> **EXTRACT TO READ**
──────────
Consider four things that might be true of you:

   (a) You think that murdering is wrong.
   (b) You do not think that murdering is wrong.
   (c) You think that murdering is not wrong.
   (d) You think that not murdering is wrong.

Cognitivists can make sense of these states of mind just by replacing "think" with "believe." Expressivists have a harder time of things. For one, it's not clear that they can explain why (a) and (c) are inconsistent. This is (a part of) "the negation problem" for expressivism. In Being For, Mark Schroeder argues that expressivists need to accept his "biforcated attitude semantics" (or something formally equivalent) on which all declarative sentences express a general non-cognitive attitude: BEING FOR . I'll assume here that he's right about this. Biforcated reinterpretations of (a)-(d) look like this:

   (e) You are FOR blaming for murdering.
   (f) You are not FOR blaming for murdering.
   (g) You are FOR not blaming for murdering.
   (h) You are FOR blaming for not murdering.

Now, suppose that a normative nihlist—someone who has no substantive normative committments—asserts "murdering is not wrong." It seems most natural to understand him in line with (c). For the expressivist, that means understanding him in line with (g). But that won't work, because BEING FOR something means having a substantive normative committment, and he doesn't have any of those. (I think it's clear that BEING FOR has to involve substantive normative committments in order to play the relevant role in the semantics, but obviously this is a point someone might want to push me on.)
──────────
> **DATA UNDER STUDY**
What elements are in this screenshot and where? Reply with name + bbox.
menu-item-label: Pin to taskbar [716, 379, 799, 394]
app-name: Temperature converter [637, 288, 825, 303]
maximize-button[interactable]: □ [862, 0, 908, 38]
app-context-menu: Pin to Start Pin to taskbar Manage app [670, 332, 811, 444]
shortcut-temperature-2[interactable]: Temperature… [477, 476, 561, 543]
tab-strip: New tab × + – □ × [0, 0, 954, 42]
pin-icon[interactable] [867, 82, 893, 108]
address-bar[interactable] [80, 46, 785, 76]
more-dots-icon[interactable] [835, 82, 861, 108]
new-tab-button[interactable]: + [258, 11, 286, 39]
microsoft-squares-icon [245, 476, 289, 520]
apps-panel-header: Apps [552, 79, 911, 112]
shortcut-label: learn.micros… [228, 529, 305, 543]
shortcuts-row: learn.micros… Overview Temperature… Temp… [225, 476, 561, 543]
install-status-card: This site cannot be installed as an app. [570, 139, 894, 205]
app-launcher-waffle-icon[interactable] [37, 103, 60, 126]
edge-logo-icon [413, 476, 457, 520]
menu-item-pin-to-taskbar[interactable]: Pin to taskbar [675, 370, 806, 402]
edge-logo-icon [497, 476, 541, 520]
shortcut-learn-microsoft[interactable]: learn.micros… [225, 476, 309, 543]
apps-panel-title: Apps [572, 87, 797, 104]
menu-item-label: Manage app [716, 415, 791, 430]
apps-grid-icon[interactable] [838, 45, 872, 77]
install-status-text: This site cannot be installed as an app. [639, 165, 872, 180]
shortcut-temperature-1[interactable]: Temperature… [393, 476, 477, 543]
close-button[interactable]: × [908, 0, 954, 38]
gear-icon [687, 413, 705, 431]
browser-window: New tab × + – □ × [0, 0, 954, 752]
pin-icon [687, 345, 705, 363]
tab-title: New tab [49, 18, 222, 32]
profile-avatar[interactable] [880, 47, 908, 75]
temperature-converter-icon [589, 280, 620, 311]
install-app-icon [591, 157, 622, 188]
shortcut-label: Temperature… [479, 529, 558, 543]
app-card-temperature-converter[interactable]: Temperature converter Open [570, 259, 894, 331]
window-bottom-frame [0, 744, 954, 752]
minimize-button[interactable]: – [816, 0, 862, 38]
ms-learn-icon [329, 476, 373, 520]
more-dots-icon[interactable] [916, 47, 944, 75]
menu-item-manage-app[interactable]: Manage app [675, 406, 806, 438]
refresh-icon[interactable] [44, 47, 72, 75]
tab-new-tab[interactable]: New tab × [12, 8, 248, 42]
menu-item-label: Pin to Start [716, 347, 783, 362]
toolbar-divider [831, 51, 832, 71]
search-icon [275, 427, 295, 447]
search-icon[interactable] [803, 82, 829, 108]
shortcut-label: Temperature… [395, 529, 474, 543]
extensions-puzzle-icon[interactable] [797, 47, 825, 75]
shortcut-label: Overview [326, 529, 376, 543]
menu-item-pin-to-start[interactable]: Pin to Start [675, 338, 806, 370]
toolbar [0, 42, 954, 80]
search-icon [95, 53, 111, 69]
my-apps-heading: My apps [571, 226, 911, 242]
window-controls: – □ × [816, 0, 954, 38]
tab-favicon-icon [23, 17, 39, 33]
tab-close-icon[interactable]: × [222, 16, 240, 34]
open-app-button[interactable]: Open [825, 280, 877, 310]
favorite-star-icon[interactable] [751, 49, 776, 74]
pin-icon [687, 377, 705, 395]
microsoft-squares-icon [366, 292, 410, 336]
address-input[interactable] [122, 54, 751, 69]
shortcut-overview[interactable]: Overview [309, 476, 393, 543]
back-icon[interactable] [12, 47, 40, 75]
──────────
> **REQUIREMENT A**
According to the passage on expressivism, what does Mark Schroeder argue in Being For that expressivists need to accept?
> **REQUIREMENT B**
From the passage on expressivism, print the words from "(e) You are" up to and including "push me on.)".

> **TASK ANSWER A**
His "biforcated attitude semantics" (or something formally equivalent), on which all declarative sentences express the general non-cognitive attitude of BEING FOR.

> **TASK ANSWER B**
(e) You are FOR blaming for murdering.
   (f) You are not FOR blaming for murdering.
   (g) You are FOR not blaming for murdering.
   (h) You are FOR blaming for not murdering.

Now, suppose that a normative nihlist—someone who has no substantive normative committments—asserts "murdering is not wrong." It seems most natural to understand him in line with (c). For the expressivist, that means understanding him in line with (g). But that won't work, because BEING FOR something means having a substantive normative committment, and he doesn't have any of those. (I think it's clear that BEING FOR has to involve substantive normative committments in order to play the relevant role in the semantics, but obviously this is a point someone might want to push me on.)